**Exercise objective**
Return all lines where the word "steps" can be found.
— BEGIN Dataset entries —
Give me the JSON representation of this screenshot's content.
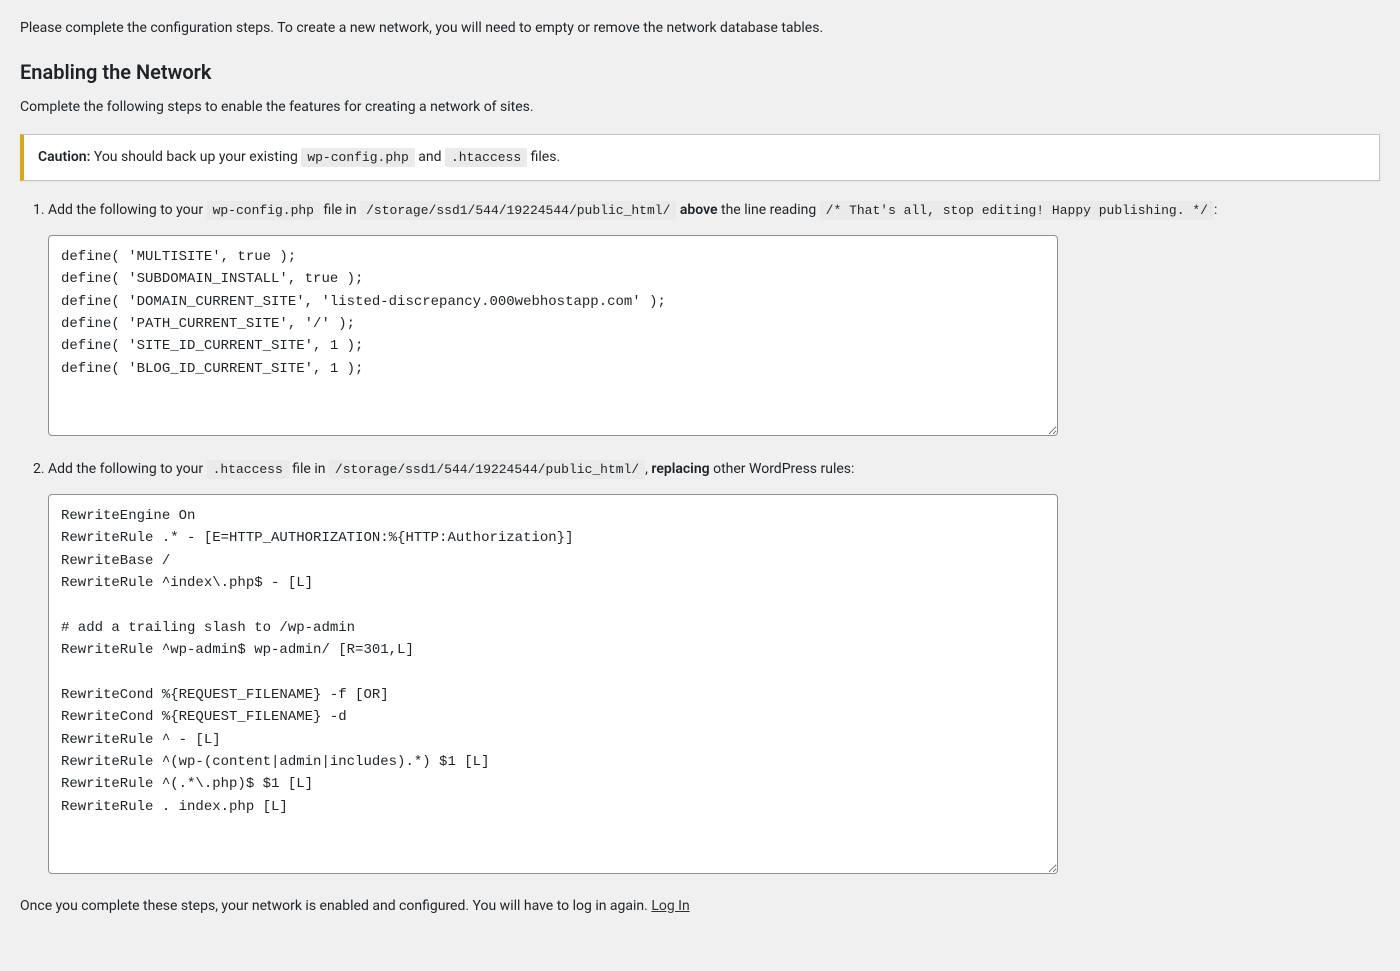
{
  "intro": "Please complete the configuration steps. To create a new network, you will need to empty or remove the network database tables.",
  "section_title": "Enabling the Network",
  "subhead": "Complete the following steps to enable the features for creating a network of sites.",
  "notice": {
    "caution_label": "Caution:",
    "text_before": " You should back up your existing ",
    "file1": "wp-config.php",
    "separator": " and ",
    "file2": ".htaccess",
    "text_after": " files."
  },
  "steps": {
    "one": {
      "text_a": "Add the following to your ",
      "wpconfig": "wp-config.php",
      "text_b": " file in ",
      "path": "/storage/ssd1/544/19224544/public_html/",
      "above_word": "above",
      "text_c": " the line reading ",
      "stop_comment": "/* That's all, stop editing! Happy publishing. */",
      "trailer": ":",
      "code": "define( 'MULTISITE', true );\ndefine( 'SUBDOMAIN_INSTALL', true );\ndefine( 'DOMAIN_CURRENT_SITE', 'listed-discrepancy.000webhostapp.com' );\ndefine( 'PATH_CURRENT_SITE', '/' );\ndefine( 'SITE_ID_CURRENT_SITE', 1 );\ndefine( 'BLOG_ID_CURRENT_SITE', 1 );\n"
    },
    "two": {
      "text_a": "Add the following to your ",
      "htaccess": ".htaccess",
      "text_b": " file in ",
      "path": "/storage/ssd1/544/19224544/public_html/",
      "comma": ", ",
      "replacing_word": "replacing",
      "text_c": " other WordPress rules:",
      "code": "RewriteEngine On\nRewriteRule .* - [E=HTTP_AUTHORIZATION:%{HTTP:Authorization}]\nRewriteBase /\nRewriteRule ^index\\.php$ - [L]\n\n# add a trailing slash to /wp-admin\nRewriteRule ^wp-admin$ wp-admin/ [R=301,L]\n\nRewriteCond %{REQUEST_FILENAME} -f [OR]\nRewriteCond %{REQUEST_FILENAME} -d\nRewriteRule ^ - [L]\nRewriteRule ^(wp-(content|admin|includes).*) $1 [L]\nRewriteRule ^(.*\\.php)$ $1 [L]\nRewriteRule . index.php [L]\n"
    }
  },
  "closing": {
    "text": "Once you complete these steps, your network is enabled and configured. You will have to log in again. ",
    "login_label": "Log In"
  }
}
— END Dataset entries —
**Task solution**
  "intro": "Please complete the configuration steps. To create a new network, you will need to empty or remove the network database tables.",
  "subhead": "Complete the following steps to enable the features for creating a network of sites.",
  "steps": {
    "text": "Once you complete these steps, your network is enabled and configured. You will have to log in again. ",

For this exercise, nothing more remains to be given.